§ **EXERCISE TASK**: Using the data beneath, show every line that includes the word "operációs".

§ **SOURCE DATA**:
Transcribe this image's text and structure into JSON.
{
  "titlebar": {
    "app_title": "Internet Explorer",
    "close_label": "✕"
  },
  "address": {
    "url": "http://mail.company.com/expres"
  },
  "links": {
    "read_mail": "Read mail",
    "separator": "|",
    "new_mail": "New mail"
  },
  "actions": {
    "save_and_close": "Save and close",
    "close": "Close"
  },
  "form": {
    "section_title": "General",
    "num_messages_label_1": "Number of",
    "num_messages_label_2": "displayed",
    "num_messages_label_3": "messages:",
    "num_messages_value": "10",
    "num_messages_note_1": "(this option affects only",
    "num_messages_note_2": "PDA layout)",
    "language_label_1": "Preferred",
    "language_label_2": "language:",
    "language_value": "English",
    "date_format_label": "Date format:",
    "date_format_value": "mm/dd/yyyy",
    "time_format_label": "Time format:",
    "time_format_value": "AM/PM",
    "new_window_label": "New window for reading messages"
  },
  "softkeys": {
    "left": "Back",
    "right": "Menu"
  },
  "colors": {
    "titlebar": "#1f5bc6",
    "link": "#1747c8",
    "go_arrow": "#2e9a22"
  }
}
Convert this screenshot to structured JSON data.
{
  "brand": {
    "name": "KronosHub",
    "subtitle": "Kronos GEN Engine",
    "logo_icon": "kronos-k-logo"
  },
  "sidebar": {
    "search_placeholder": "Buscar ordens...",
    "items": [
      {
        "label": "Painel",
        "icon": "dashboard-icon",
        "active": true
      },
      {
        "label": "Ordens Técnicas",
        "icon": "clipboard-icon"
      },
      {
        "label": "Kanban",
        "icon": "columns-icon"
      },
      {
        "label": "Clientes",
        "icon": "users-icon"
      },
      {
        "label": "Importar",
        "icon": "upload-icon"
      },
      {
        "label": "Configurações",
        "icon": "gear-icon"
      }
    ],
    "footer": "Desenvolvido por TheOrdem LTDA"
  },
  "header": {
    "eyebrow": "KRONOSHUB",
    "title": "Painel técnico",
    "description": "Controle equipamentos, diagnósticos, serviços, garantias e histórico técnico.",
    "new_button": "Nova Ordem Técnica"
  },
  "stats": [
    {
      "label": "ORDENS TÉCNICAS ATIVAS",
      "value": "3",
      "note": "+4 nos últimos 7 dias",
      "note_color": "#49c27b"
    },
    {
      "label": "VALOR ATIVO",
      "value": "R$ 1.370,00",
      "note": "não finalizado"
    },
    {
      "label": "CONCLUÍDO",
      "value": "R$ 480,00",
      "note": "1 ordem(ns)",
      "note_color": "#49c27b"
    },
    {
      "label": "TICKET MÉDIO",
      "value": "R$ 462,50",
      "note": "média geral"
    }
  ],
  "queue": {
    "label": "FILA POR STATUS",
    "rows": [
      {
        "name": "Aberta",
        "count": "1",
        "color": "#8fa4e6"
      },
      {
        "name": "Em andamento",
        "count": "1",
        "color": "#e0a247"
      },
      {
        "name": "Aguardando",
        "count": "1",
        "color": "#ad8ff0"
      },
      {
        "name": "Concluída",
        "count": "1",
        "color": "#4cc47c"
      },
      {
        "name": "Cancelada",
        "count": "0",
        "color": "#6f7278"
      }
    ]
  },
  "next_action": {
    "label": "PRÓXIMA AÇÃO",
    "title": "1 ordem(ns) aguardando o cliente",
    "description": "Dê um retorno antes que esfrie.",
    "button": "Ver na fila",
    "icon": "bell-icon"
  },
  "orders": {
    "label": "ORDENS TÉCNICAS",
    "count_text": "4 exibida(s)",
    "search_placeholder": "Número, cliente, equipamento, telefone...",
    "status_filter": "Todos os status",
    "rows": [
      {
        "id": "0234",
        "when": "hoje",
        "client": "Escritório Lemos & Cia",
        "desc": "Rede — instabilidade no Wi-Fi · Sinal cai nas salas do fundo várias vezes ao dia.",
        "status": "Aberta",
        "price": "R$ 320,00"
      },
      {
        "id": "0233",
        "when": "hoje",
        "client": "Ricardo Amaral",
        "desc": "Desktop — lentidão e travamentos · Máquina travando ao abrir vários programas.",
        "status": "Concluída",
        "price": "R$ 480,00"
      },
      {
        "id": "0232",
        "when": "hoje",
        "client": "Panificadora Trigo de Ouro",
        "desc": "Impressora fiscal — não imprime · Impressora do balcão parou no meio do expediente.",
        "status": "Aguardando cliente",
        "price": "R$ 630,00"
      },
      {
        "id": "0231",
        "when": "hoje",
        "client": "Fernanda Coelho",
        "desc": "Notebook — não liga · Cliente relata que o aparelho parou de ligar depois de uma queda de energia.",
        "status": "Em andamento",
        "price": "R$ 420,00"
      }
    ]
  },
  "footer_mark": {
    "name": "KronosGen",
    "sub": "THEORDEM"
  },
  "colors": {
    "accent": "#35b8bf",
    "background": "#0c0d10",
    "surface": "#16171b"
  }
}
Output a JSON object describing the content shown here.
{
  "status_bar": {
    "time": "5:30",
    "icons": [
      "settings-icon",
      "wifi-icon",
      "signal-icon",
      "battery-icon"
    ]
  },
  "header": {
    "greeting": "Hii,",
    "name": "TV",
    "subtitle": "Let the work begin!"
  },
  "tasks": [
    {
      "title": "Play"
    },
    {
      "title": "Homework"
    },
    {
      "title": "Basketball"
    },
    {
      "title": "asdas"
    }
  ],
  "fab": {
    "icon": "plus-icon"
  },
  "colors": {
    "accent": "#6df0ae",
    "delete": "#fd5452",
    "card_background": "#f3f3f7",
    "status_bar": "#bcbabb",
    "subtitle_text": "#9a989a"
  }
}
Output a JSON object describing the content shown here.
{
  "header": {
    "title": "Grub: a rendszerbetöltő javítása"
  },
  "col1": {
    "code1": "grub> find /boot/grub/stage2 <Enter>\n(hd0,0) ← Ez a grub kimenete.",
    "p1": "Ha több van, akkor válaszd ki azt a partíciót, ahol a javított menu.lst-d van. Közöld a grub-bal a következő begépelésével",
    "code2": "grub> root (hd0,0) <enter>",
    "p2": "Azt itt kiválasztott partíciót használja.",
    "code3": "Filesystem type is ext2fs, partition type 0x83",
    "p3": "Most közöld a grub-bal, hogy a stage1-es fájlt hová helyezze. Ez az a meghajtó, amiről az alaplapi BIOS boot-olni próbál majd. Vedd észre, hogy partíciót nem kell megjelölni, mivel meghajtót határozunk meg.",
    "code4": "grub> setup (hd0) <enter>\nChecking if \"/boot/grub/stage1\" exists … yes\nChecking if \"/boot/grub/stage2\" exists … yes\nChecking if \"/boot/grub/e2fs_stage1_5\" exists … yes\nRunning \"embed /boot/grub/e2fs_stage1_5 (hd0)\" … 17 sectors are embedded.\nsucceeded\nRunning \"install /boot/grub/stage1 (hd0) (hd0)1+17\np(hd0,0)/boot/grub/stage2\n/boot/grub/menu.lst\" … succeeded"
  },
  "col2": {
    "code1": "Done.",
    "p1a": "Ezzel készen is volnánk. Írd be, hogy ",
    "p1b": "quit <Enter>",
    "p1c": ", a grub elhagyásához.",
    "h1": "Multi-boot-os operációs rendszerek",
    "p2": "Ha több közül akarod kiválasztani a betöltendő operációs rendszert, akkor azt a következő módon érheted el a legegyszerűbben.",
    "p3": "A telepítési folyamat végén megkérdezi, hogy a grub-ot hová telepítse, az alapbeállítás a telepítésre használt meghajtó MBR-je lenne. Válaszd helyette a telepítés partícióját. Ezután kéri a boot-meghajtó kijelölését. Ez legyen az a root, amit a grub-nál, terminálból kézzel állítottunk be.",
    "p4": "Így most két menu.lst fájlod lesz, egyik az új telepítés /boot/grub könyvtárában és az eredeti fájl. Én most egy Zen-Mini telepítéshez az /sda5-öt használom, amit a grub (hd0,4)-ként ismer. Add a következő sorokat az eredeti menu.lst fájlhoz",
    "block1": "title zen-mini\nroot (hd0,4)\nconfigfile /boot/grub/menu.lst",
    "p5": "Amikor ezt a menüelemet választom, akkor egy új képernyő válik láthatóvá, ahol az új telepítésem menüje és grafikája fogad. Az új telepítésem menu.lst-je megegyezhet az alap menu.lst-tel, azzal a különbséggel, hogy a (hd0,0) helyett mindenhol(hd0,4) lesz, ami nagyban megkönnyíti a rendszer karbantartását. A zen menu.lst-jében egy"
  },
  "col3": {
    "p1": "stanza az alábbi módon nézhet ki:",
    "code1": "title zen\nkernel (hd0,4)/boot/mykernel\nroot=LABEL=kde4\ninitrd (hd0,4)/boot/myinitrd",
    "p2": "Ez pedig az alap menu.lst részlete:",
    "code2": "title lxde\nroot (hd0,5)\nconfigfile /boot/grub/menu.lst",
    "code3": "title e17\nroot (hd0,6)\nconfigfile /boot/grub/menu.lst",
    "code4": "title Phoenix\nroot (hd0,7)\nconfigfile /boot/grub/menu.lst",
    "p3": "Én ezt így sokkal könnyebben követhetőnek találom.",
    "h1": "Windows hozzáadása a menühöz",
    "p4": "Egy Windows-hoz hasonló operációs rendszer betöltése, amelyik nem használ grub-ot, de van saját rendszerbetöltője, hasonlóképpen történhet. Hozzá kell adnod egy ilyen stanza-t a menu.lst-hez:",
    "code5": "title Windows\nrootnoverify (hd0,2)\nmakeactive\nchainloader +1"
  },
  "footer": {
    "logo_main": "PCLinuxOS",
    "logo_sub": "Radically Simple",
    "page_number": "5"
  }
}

§ **TASK RESPONSE**:
    "h1": "Multi-boot-os operációs rendszerek",
    "p2": "Ha több közül akarod kiválasztani a betöltendő operációs rendszert, akkor azt a következő módon érheted el a legegyszerűbben.",
    "p4": "Egy Windows-hoz hasonló operációs rendszer betöltése, amelyik nem használ grub-ot, de van saját rendszerbetöltője, hasonlóképpen történhet. Hozzá kell adnod egy ilyen stanza-t a menu.lst-hez:",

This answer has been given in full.